**** Data to use ****
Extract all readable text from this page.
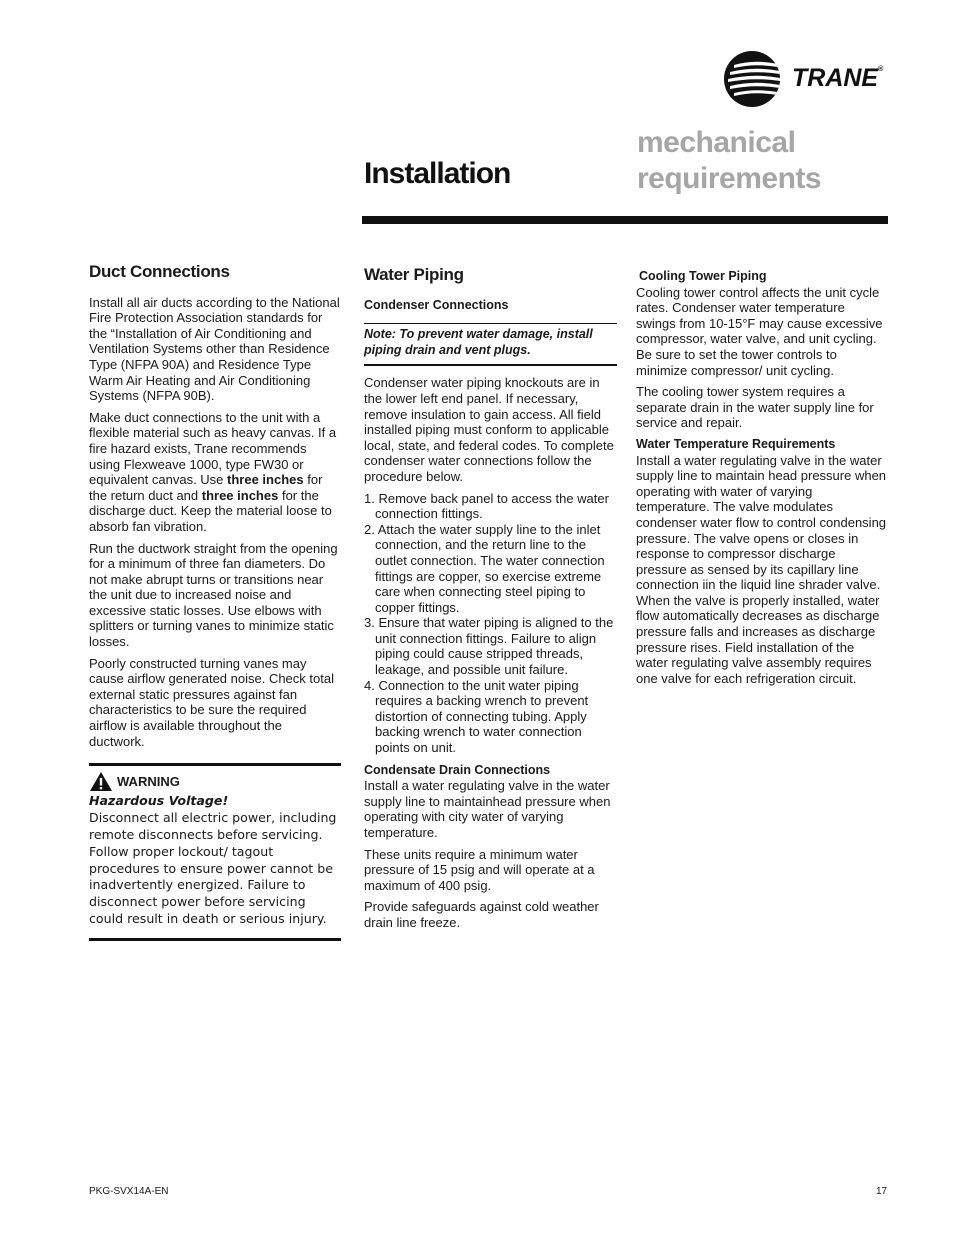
TRANE®
Installation
mechanical
requirements
Duct Connections

Install all air ducts according to the National Fire Protection Association standards for the “Installation of Air Conditioning and Ventilation Systems other than Residence Type (NFPA 90A) and Residence Type Warm Air Heating and Air Conditioning Systems (NFPA 90B).

Make duct connections to the unit with a flexible material such as heavy canvas. If a fire hazard exists, Trane recommends using Flexweave 1000, type FW30 or equivalent canvas. Use three inches for the return duct and three inches for the discharge duct. Keep the material loose to absorb fan vibration.

Run the ductwork straight from the opening for a minimum of three fan diameters. Do not make abrupt turns or transitions near the unit due to increased noise and excessive static losses. Use elbows with splitters or turning vanes to minimize static losses.

Poorly constructed turning vanes may cause airflow generated noise. Check total external static pressures against fan characteristics to be sure the required airflow is available throughout the ductwork.

WARNING
Hazardous Voltage!
Disconnect all electric power, including remote disconnects before servicing. Follow proper lockout/ tagout procedures to ensure power cannot be inadvertently energized. Failure to disconnect power before servicing could result in death or serious injury.
Water Piping
Condenser Connections
Note: To prevent water damage, install piping drain and vent plugs.

Condenser water piping knockouts are in the lower left end panel. If necessary, remove insulation to gain access. All field installed piping must conform to applicable local, state, and federal codes. To complete condenser water connections follow the procedure below.

1. Remove back panel to access the water connection fittings.
2. Attach the water supply line to the inlet connection, and the return line to the outlet connection. The water connection fittings are copper, so exercise extreme care when connecting steel piping to copper fittings.
3. Ensure that water piping is aligned to the unit connection fittings. Failure to align piping could cause stripped threads, leakage, and possible unit failure.
4. Connection to the unit water piping requires a backing wrench to prevent distortion of connecting tubing. Apply backing wrench to water connection points on unit.
Condensate Drain Connections

Install a water regulating valve in the water supply line to maintainhead pressure when operating with city water of varying temperature.

These units require a minimum water pressure of 15 psig and will operate at a maximum of 400 psig.

Provide safeguards against cold weather drain line freeze.

Cooling Tower Piping

Cooling tower control affects the unit cycle rates. Condenser water temperature swings from 10-15°F may cause excessive compressor, water valve, and unit cycling. Be sure to set the tower controls to minimize compressor/ unit cycling.

The cooling tower system requires a separate drain in the water supply line for service and repair.

Water Temperature Requirements

Install a water regulating valve in the water supply line to maintain head pressure when operating with water of varying temperature. The valve modulates condenser water flow to control condensing pressure. The valve opens or closes in response to compressor discharge pressure as sensed by its capillary line connection iin the liquid line shrader valve. When the valve is properly installed, water flow automatically decreases as discharge pressure falls and increases as discharge pressure rises. Field installation of the water regulating valve assembly requires one valve for each refrigeration circuit.

PKG-SVX14A-EN	17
****
Goal of the exercise: Find and copy every line in the entries above where the string "compressor" occurs.

Answer to the task:
Cooling tower control affects the unit cycle rates. Condenser water temperature swings from 10-15°F may cause excessive compressor, water valve, and unit cycling. Be sure to set the tower controls to minimize compressor/ unit cycling.
Install a water regulating valve in the water supply line to maintain head pressure when operating with water of varying temperature. The valve modulates condenser water flow to control condensing pressure. The valve opens or closes in response to compressor discharge pressure as sensed by its capillary line connection iin the liquid line shrader valve. When the valve is properly installed, water flow automatically decreases as discharge pressure falls and increases as discharge pressure rises. Field installation of the water regulating valve assembly requires one valve for each refrigeration circuit.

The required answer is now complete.